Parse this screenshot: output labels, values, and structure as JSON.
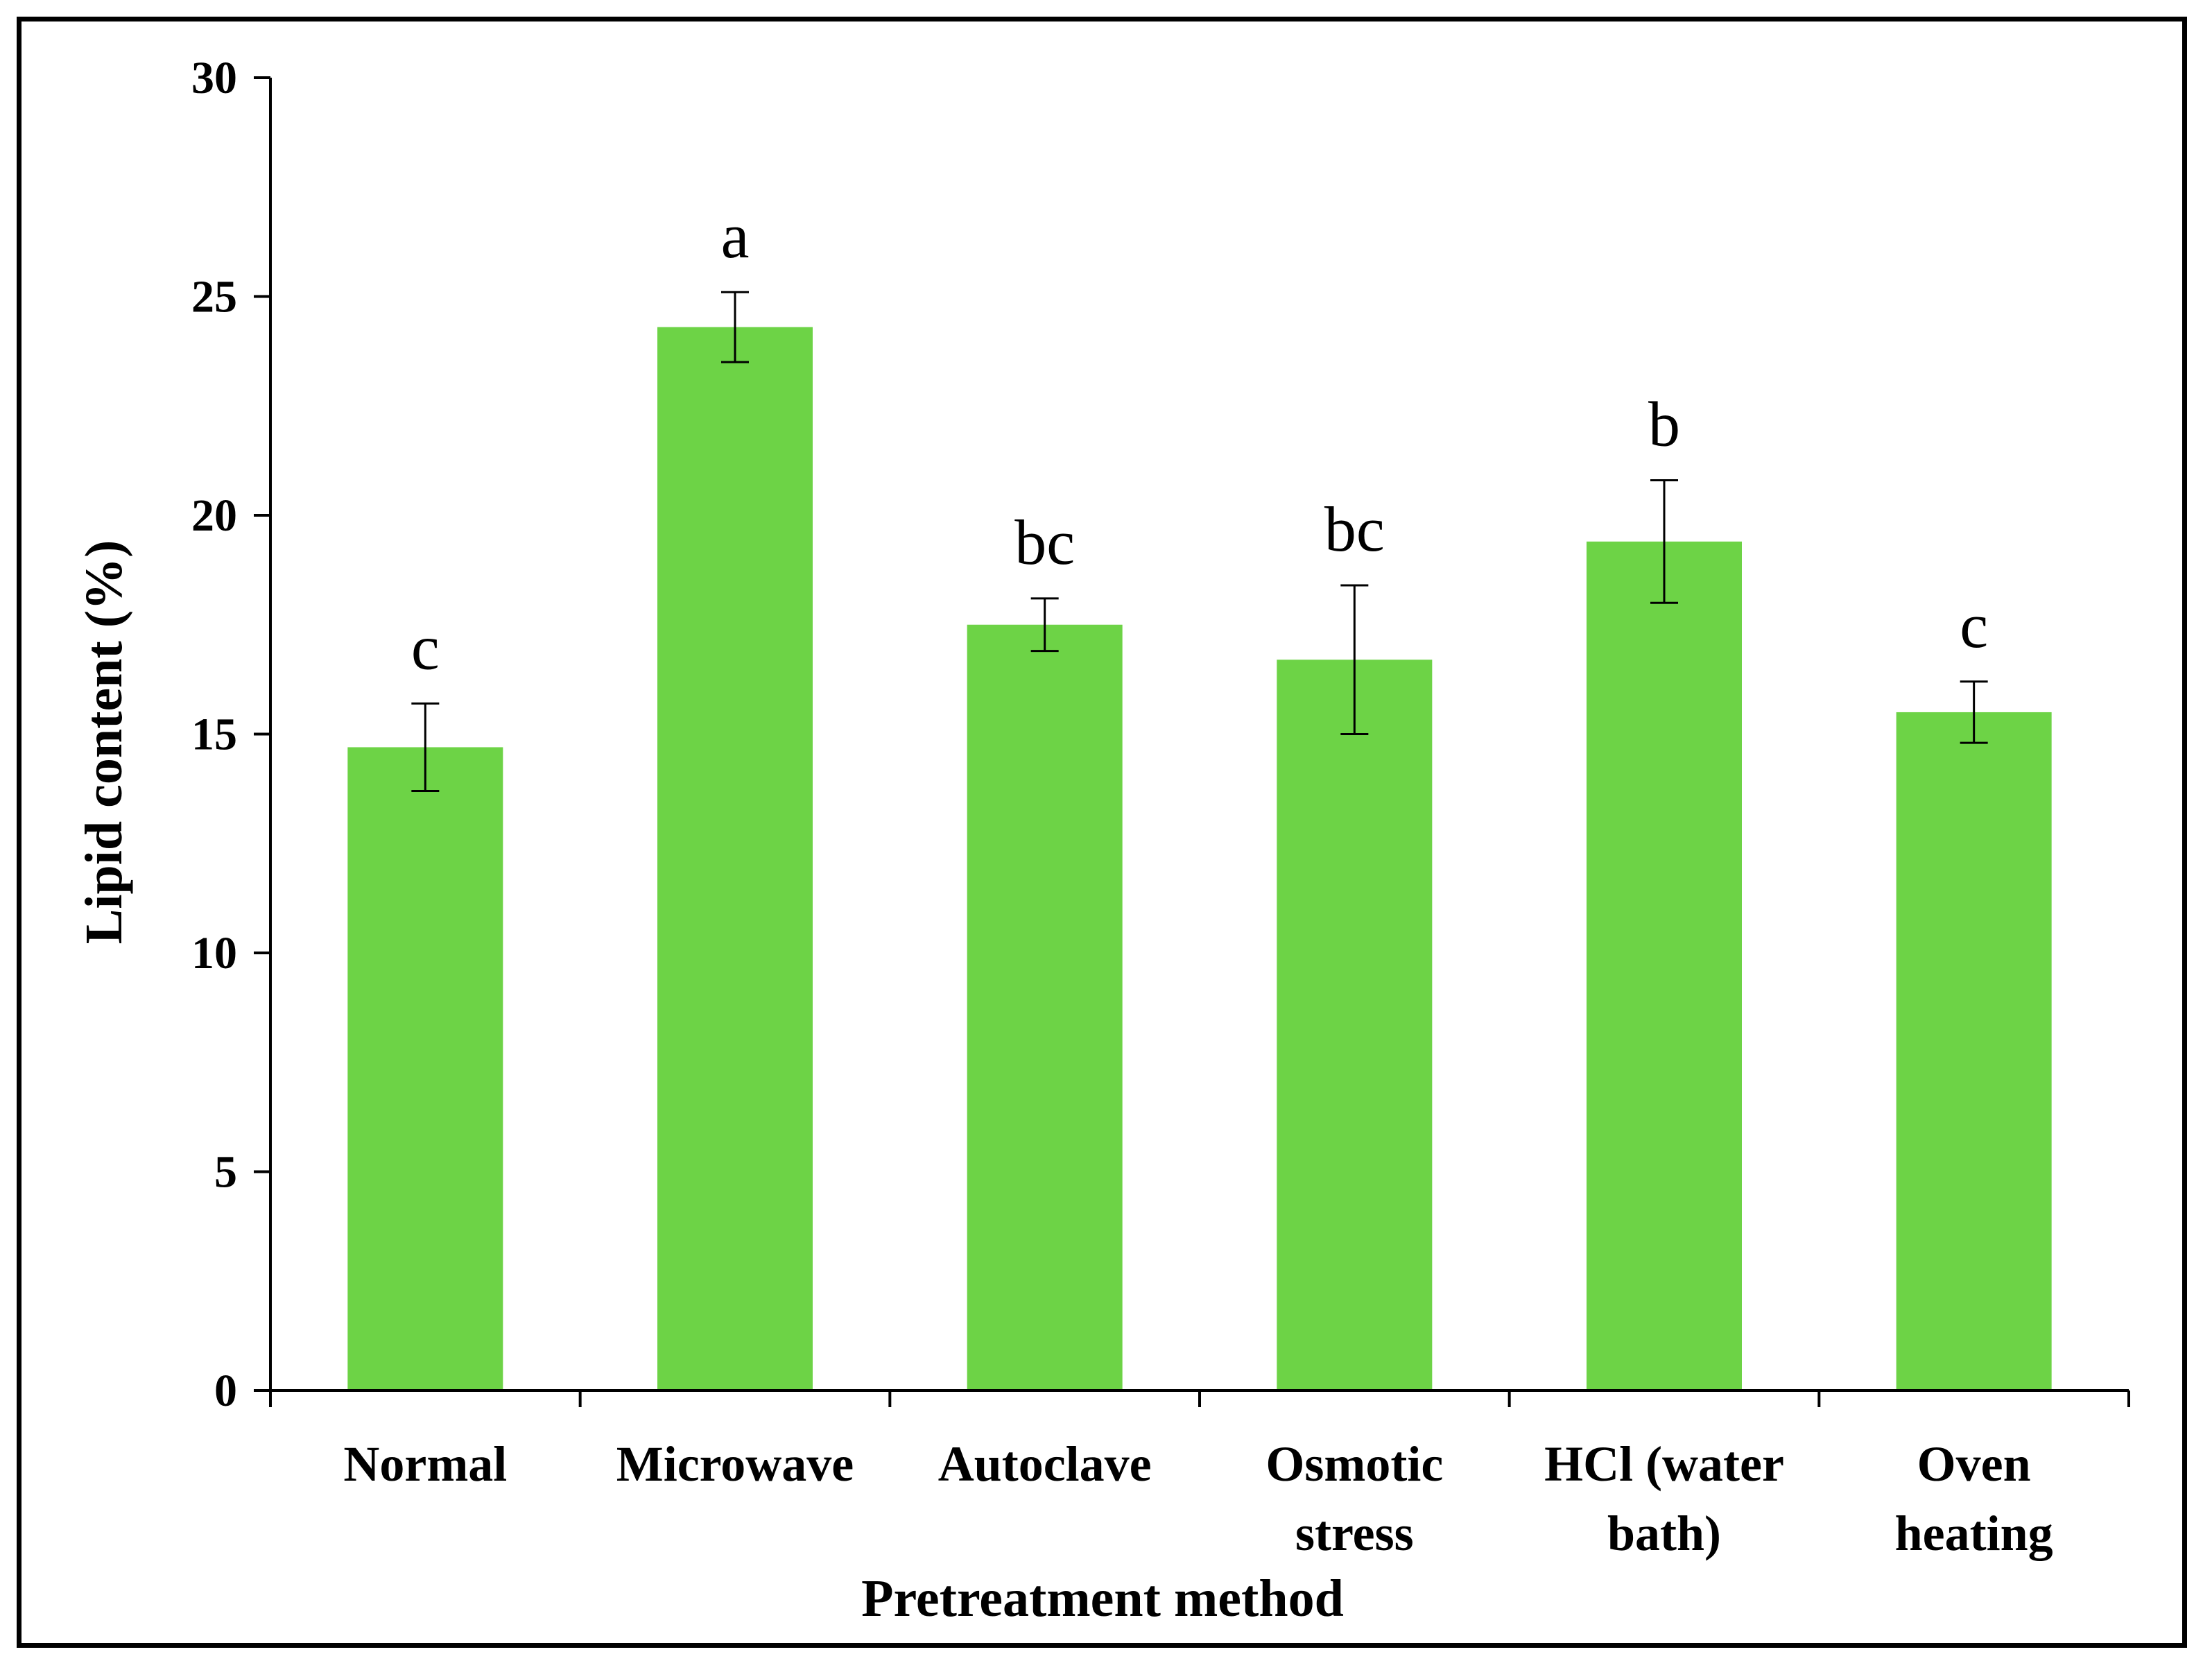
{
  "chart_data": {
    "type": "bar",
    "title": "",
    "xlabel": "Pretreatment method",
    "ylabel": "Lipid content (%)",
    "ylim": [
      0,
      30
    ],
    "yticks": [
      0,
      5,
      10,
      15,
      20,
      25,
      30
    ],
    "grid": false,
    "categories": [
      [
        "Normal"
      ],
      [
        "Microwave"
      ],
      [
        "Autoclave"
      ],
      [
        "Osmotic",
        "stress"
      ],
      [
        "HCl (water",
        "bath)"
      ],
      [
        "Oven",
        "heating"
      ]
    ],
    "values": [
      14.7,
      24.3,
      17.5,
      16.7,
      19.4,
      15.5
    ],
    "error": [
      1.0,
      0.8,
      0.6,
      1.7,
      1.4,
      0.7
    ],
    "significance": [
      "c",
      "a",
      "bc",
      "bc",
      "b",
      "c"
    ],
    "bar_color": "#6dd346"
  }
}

::::

• [Task objective]: The records above should be reproduced exactly, with no pictures included.

• [Written response]:
Parse this screenshot: output labels, values, and structure as JSON.
{
  "chart_data": {
    "type": "bar",
    "title": "",
    "xlabel": "Pretreatment method",
    "ylabel": "Lipid content (%)",
    "ylim": [
      0,
      30
    ],
    "yticks": [
      0,
      5,
      10,
      15,
      20,
      25,
      30
    ],
    "grid": false,
    "categories": [
      [
        "Normal"
      ],
      [
        "Microwave"
      ],
      [
        "Autoclave"
      ],
      [
        "Osmotic",
        "stress"
      ],
      [
        "HCl (water",
        "bath)"
      ],
      [
        "Oven",
        "heating"
      ]
    ],
    "values": [
      14.7,
      24.3,
      17.5,
      16.7,
      19.4,
      15.5
    ],
    "error": [
      1.0,
      0.8,
      0.6,
      1.7,
      1.4,
      0.7
    ],
    "significance": [
      "c",
      "a",
      "bc",
      "bc",
      "b",
      "c"
    ],
    "bar_color": "#6dd346"
  }
}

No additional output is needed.